-- START --

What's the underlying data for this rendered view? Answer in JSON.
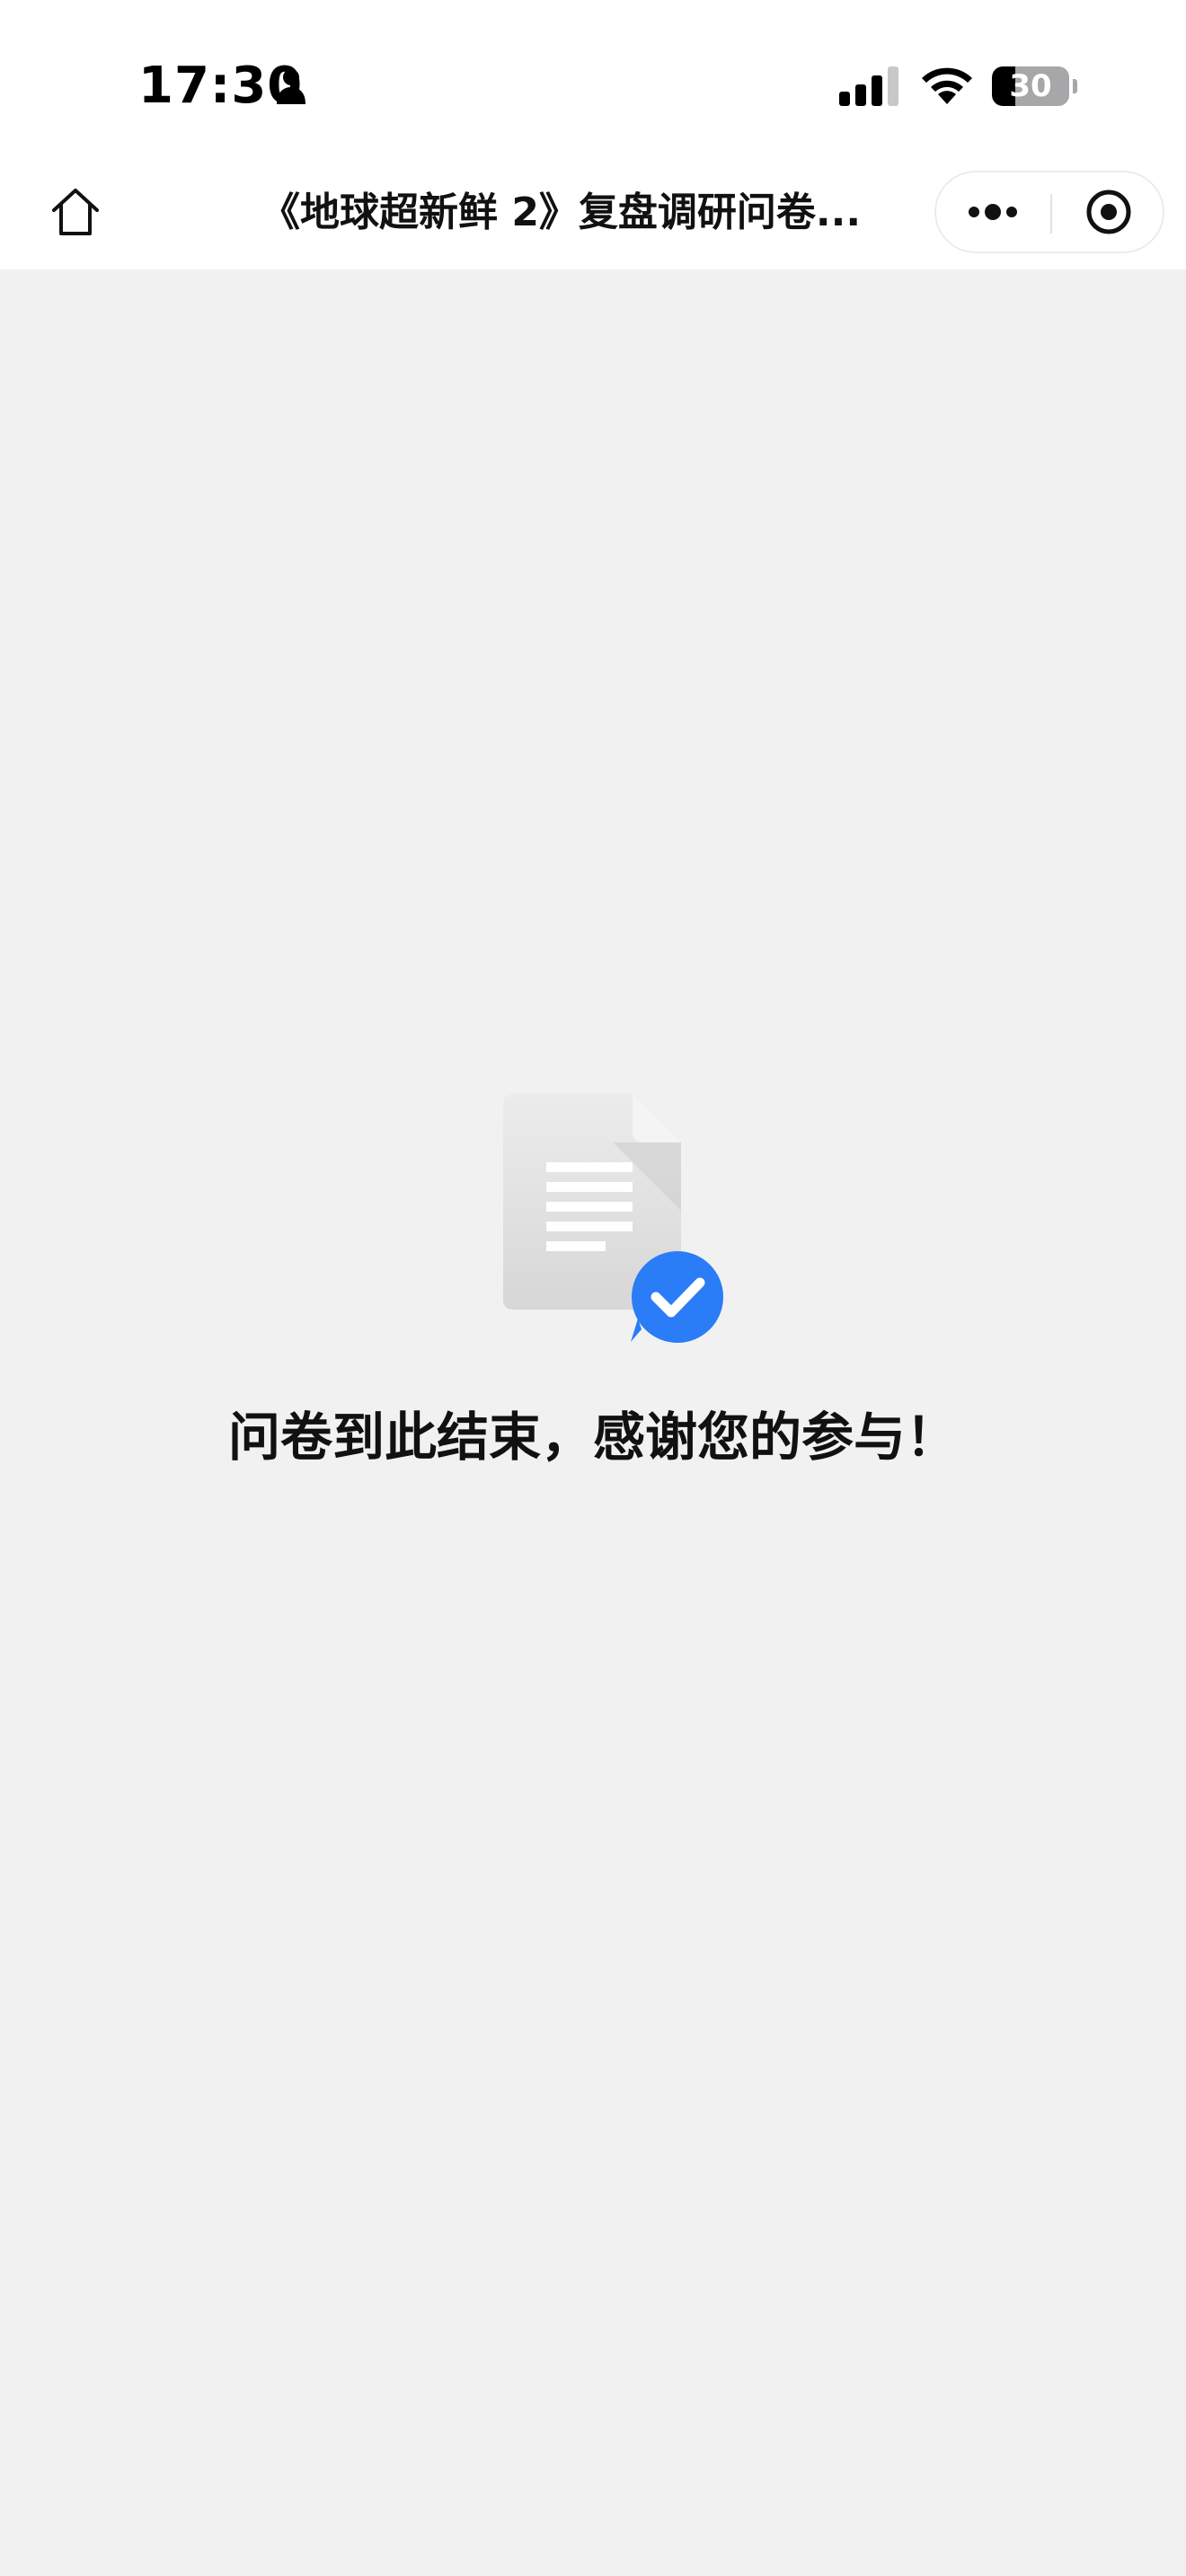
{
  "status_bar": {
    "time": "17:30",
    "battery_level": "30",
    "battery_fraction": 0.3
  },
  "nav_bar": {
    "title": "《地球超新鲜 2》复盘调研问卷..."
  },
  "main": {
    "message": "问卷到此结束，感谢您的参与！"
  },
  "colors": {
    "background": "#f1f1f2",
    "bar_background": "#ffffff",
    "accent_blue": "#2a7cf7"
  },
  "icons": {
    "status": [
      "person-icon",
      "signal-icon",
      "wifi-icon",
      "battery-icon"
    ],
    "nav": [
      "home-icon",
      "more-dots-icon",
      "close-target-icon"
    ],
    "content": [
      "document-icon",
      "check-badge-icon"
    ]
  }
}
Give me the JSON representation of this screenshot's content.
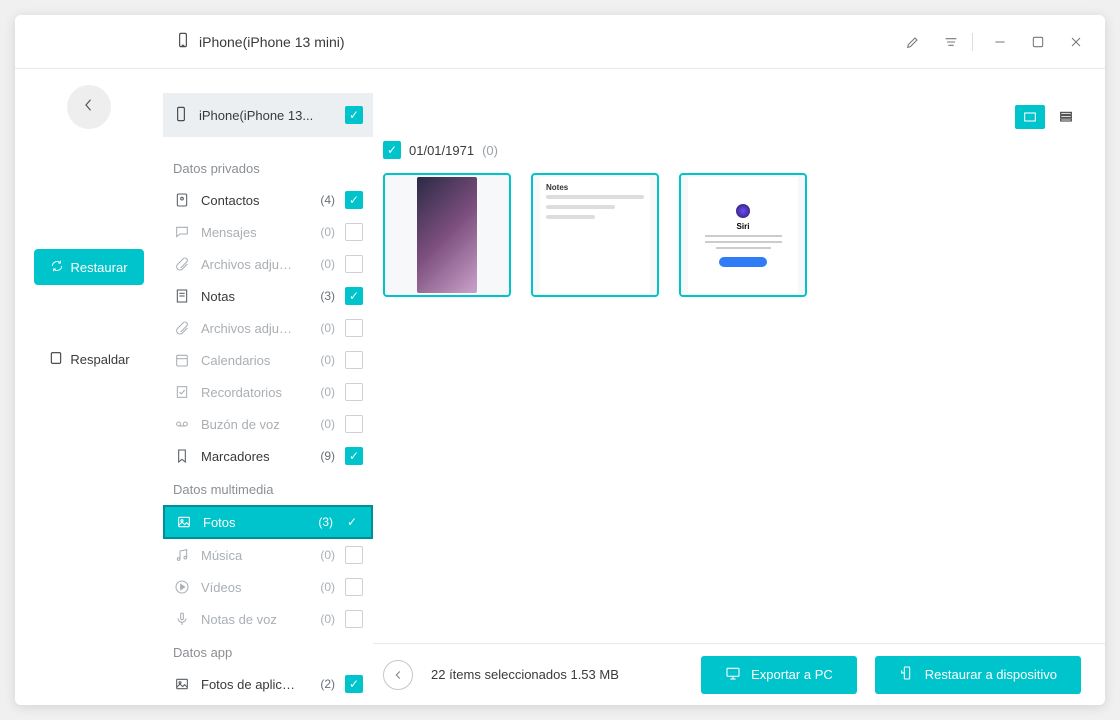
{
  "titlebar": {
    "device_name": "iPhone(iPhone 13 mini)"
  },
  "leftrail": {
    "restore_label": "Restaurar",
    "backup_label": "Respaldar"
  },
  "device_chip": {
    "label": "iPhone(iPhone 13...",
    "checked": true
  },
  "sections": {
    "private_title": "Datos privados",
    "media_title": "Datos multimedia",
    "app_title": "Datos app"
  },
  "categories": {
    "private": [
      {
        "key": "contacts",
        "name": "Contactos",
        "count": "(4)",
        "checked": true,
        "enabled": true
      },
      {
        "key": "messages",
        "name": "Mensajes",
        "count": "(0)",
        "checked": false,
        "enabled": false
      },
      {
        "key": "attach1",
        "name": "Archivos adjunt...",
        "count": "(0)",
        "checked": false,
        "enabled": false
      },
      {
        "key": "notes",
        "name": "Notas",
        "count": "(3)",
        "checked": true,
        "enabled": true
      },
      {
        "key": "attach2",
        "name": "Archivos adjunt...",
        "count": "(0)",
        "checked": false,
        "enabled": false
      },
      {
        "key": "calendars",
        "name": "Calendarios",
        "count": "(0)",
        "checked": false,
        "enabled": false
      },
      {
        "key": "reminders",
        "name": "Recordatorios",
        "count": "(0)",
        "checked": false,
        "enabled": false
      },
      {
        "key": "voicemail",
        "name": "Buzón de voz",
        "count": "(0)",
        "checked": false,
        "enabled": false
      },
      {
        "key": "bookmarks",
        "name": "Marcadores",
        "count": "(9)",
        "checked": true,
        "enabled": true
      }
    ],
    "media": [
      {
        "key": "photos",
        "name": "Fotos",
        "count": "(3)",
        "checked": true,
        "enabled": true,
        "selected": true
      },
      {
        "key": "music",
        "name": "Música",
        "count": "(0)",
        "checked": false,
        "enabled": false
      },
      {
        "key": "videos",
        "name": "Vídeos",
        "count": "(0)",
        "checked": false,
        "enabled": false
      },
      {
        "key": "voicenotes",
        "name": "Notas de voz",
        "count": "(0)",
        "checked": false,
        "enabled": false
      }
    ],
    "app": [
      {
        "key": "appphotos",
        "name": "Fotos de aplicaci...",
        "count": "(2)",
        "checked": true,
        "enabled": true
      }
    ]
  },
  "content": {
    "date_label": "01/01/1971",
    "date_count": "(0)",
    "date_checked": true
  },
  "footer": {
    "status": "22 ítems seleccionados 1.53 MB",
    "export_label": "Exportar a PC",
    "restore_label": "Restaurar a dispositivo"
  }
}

-- END --

__Given problem__: Where a line in the entries holds the word "JSON", copy that line.

__Answer below__:
What's the underlying data for this rendered view? Answer in JSON.
Give me the JSON representation of this screenshot's content.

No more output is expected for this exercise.